▶ **Directive**
Below are the records. Gather each line that holds "حديث".

___ Rows ___

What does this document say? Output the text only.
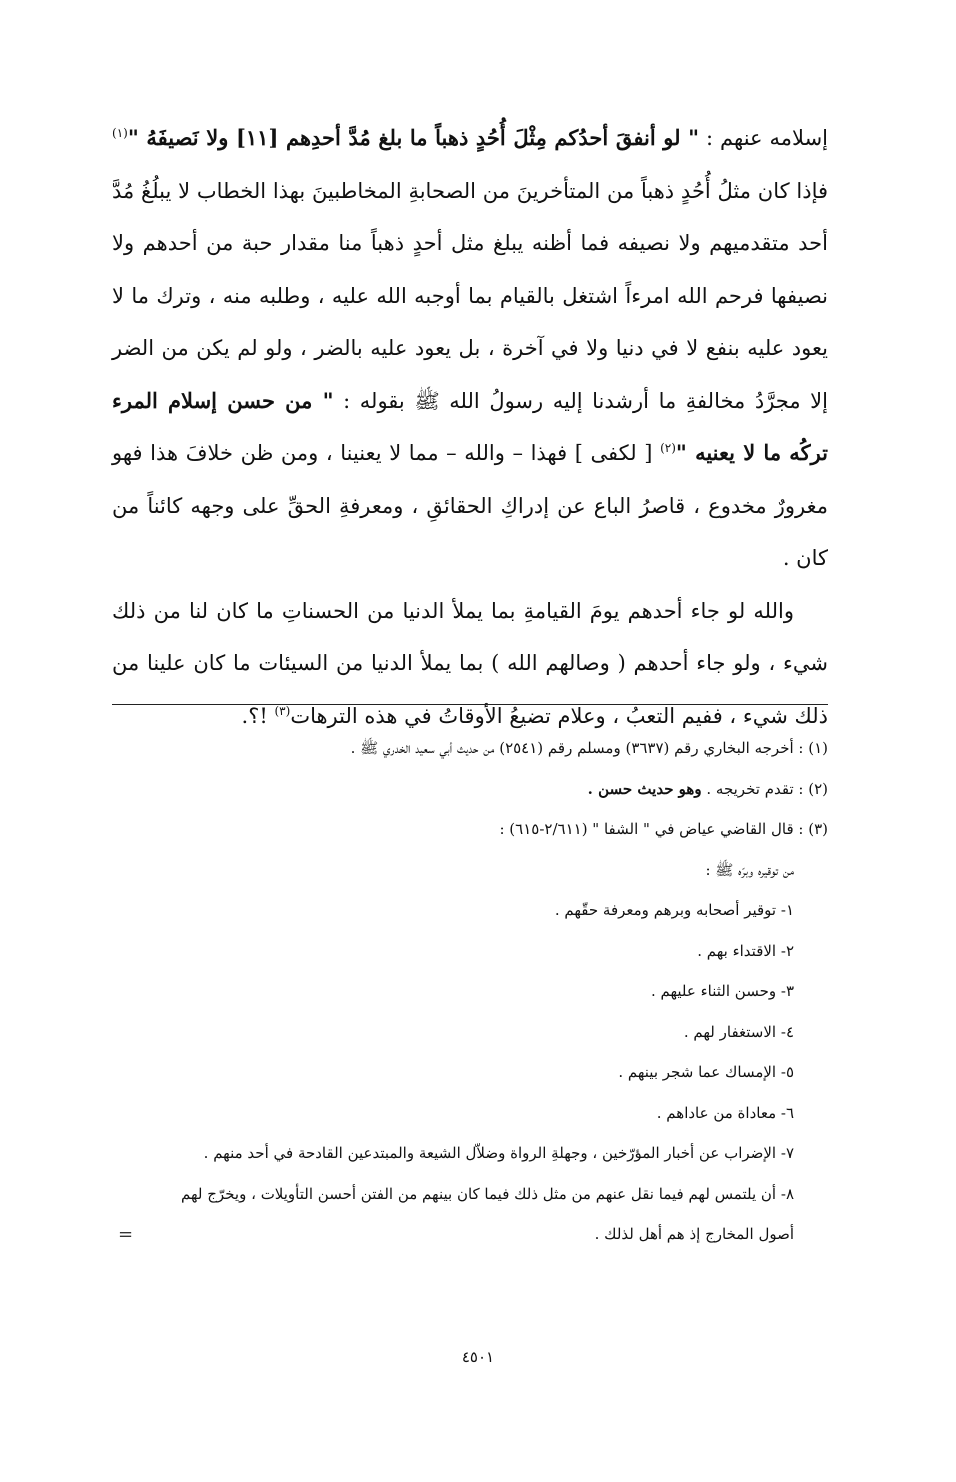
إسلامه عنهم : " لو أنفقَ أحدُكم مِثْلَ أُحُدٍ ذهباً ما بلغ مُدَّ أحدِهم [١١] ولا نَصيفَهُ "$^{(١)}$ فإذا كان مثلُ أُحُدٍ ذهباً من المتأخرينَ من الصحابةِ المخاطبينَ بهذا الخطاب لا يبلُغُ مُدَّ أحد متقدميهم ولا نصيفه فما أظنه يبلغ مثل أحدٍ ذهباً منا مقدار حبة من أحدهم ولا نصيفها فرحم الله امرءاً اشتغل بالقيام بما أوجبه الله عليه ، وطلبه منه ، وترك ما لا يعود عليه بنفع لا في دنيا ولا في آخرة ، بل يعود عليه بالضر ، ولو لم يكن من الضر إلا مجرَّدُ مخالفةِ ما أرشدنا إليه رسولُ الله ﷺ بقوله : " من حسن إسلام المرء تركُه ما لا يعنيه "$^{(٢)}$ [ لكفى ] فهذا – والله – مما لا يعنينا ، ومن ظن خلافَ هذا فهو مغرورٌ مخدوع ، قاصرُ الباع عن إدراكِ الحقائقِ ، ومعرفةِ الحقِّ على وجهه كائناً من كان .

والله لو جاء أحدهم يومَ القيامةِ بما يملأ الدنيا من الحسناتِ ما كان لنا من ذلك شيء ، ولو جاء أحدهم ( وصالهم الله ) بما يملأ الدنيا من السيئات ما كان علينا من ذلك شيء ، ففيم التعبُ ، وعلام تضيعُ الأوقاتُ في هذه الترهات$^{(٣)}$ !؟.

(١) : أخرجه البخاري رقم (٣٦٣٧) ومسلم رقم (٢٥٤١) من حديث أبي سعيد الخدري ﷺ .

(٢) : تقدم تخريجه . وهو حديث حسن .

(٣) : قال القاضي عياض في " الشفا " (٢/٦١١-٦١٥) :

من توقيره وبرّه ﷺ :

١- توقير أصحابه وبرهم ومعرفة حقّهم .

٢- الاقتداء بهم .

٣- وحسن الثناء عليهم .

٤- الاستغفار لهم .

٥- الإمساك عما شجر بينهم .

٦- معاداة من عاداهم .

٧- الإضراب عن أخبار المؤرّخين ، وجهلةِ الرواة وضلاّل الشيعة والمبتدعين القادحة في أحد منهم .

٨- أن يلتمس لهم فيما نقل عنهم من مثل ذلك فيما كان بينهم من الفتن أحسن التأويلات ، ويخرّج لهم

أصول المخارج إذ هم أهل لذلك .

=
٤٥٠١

___

▶ **Task solution**
(١) : أخرجه البخاري رقم (٣٦٣٧) ومسلم رقم (٢٥٤١) من حديث أبي سعيد الخدري ﷺ .
(٢) : تقدم تخريجه . وهو حديث حسن .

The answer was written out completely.